• **TASK DIRECTIONS**
Go through the entries below and collect each line with the string "diese" in it.

• **EXTRACTED MATERIAL**
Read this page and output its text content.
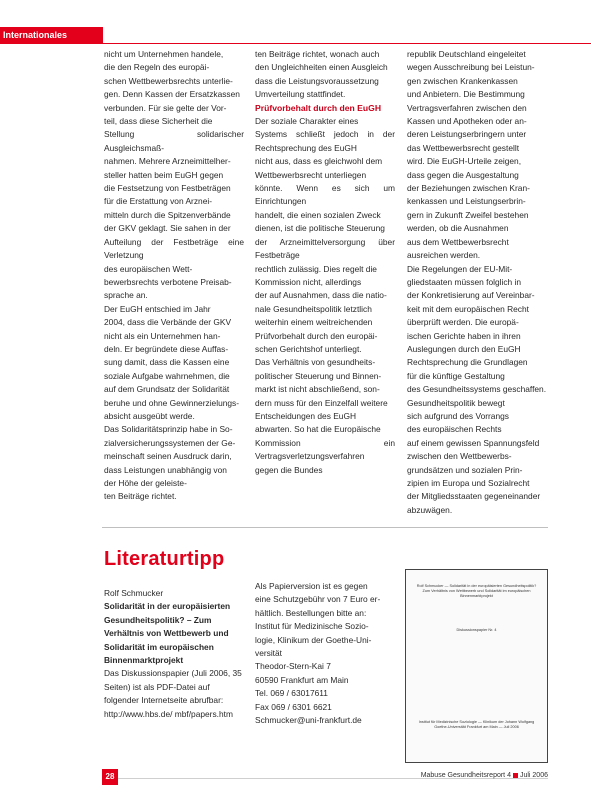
Internationales

nicht um Unternehmen handele,

die den Regeln des europäi-

schen Wettbewerbsrechts unterlie-

gen. Denn Kassen der Ersatzkassen

verbunden. Für sie gelte der Vor-

teil, dass diese Sicherheit die

Stellung solidarischer Ausgleichsmaß-

nahmen. Mehrere Arzneimittelher-

steller hatten beim EuGH gegen

die Festsetzung von Festbeträgen

für die Erstattung von Arznei-

mitteln durch die Spitzenverbände

der GKV geklagt. Sie sahen in der

Aufteilung der Festbeträge eine Verletzung

des europäischen Wett-

bewerbsrechts verbotene Preisab-

sprache an.

Der EuGH entschied im Jahr

2004, dass die Verbände der GKV

nicht als ein Unternehmen han-

deln. Er begründete diese Auffas-

sung damit, dass die Kassen eine

soziale Aufgabe wahrnehmen, die

auf dem Grundsatz der Solidarität

beruhe und ohne Gewinnerzielungs-

absicht ausgeübt werde.

Das Solidaritätsprinzip habe in So-

zialversicherungssystemen der Ge-

meinschaft seinen Ausdruck darin,

dass Leistungen unabhängig von

der Höhe der geleiste-

ten Beiträge richtet.

ten Beiträge richtet, wonach auch

den Ungleichheiten einen Ausgleich

dass die Leistungsvoraussetzung

Umverteilung stattfindet.

Prüfvorbehalt durch den EuGH

Der soziale Charakter eines

Systems schließt jedoch in der Rechtsprechung des EuGH

nicht aus, dass es gleichwohl dem

Wettbewerbsrecht unterliegen

könnte. Wenn es sich um Einrichtungen

handelt, die einen sozialen Zweck

dienen, ist die politische Steuerung

der Arzneimittelversorgung über Festbeträge

rechtlich zulässig. Dies regelt die

Kommission nicht, allerdings

der auf Ausnahmen, dass die natio-

nale Gesundheitspolitik letztlich

weiterhin einem weitreichenden

Prüfvorbehalt durch den europäi-

schen Gerichtshof unterliegt.

Das Verhältnis von gesundheits-

politischer Steuerung und Binnen-

markt ist nicht abschließend, son-

dern muss für den Einzelfall weitere

Entscheidungen des EuGH

abwarten. So hat die Europäische

Kommission ein Vertragsverletzungsverfahren

gegen die Bundes

republik Deutschland eingeleitet

wegen Ausschreibung bei Leistun-

gen zwischen Krankenkassen

und Anbietern. Die Bestimmung

Vertragsverfahren zwischen den

Kassen und Apotheken oder an-

deren Leistungserbringern unter

das Wettbewerbsrecht gestellt

wird. Die EuGH-Urteile zeigen,

dass gegen die Ausgestaltung

der Beziehungen zwischen Kran-

kenkassen und Leistungserbrin-

gern in Zukunft Zweifel bestehen

werden, ob die Ausnahmen

aus dem Wettbewerbsrecht

ausreichen werden.

Die Regelungen der EU-Mit-

gliedstaaten müssen folglich in

der Konkretisierung auf Vereinbar-

keit mit dem europäischen Recht

überprüft werden. Die europä-

ischen Gerichte haben in ihren

Auslegungen durch den EuGH

Rechtsprechung die Grundlagen

für die künftige Gestaltung

des Gesundheitssystems geschaffen.

Gesundheitspolitik bewegt

sich aufgrund des Vorrangs

des europäischen Rechts

auf einem gewissen Spannungsfeld

zwischen den Wettbewerbs-

grundsätzen und sozialen Prin-

zipien im Europa und Sozialrecht

der Mitgliedsstaaten gegeneinander

abzuwägen.

Literaturtipp

Rolf Schmucker

Solidarität in der europäisierten Gesundheitspolitik? – Zum Verhältnis von Wettbewerb und Solidarität im europäischen Binnenmarktprojekt

Das Diskussionspapier (Juli 2006, 35 Seiten) ist als PDF-Datei auf folgender Internetseite abrufbar: http://www.hbs.de/ mbf/papers.htm

Als Papierversion ist es gegen

eine Schutzgebühr von 7 Euro er-

hältlich. Bestellungen bitte an:

Institut für Medizinische Sozio-

logie, Klinikum der Goethe-Uni-

versität

Theodor-Stern-Kai 7

60590 Frankfurt am Main

Tel. 069 / 63017611

Fax 069 / 6301 6621

Schmucker@uni-frankfurt.de

Rolf Schmucker — Solidarität in der europäisierten Gesundheitspolitik? Zum Verhältnis von Wettbewerb und Solidarität im europäischen Binnenmarktprojekt
Diskussionspapier Nr. 4
Institut für Medizinische Soziologie — Klinikum der Johann Wolfgang Goethe-Universität Frankfurt am Main — Juli 2006
28	Mabuse Gesundheitsreport 4 Juli 2006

• **FINAL RESULT**
teil, dass diese Sicherheit die
deln. Er begründete diese Auffas-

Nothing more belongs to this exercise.